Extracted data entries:
Start

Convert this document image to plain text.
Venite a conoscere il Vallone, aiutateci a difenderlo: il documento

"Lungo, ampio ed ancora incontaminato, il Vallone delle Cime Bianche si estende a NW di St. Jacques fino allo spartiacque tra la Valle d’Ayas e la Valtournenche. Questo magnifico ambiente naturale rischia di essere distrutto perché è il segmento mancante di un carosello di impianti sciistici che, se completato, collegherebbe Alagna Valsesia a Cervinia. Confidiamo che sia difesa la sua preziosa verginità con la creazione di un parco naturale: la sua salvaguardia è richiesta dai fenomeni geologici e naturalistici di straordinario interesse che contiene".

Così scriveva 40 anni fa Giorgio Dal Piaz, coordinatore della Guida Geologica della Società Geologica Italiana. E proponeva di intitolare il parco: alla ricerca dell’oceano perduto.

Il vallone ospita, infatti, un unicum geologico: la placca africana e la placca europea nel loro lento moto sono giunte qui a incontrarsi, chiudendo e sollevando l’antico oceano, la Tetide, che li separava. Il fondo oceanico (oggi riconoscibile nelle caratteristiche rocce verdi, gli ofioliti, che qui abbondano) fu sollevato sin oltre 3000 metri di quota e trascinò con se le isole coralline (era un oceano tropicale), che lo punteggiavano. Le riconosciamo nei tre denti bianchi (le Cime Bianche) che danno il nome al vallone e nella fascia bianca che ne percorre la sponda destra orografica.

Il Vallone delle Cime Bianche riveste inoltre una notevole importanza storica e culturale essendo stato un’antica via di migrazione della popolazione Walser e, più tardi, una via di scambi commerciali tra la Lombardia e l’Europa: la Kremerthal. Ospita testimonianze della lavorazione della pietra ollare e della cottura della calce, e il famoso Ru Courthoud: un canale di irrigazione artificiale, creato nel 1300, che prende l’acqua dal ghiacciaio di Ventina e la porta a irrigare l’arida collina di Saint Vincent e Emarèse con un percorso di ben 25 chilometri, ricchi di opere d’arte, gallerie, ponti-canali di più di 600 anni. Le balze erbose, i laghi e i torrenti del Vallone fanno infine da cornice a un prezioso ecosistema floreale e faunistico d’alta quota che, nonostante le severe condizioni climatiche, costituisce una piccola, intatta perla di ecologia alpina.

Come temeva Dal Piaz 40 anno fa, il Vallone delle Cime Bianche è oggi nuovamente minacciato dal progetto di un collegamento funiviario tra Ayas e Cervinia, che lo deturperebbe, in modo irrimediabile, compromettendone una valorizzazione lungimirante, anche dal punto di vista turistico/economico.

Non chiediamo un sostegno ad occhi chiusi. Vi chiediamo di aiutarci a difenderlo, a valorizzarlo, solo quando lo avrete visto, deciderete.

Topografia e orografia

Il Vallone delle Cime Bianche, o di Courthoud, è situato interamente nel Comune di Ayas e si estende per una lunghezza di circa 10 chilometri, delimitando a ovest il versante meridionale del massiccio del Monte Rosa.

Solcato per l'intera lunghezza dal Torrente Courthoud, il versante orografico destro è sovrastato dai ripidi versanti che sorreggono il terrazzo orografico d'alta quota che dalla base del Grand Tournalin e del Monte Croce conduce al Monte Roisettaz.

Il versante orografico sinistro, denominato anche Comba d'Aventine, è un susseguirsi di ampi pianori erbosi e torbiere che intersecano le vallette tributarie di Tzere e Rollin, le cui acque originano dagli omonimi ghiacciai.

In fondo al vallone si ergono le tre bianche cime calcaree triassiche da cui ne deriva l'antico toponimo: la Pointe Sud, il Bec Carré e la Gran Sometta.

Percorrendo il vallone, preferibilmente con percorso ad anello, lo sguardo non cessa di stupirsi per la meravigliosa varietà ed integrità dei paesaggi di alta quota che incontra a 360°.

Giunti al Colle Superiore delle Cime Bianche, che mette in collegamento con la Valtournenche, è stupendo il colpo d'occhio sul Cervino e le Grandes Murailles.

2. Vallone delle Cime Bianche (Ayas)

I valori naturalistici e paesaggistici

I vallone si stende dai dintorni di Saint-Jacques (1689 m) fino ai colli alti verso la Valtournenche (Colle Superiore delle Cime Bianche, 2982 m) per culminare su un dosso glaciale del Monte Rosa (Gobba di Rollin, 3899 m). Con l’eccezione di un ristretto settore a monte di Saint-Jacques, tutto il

End

- [TASK TO COMPLETE]:
Each line that holds the string "Rosa" counts once; give the total and nothing else.

- [FULL SOLUTION]:
2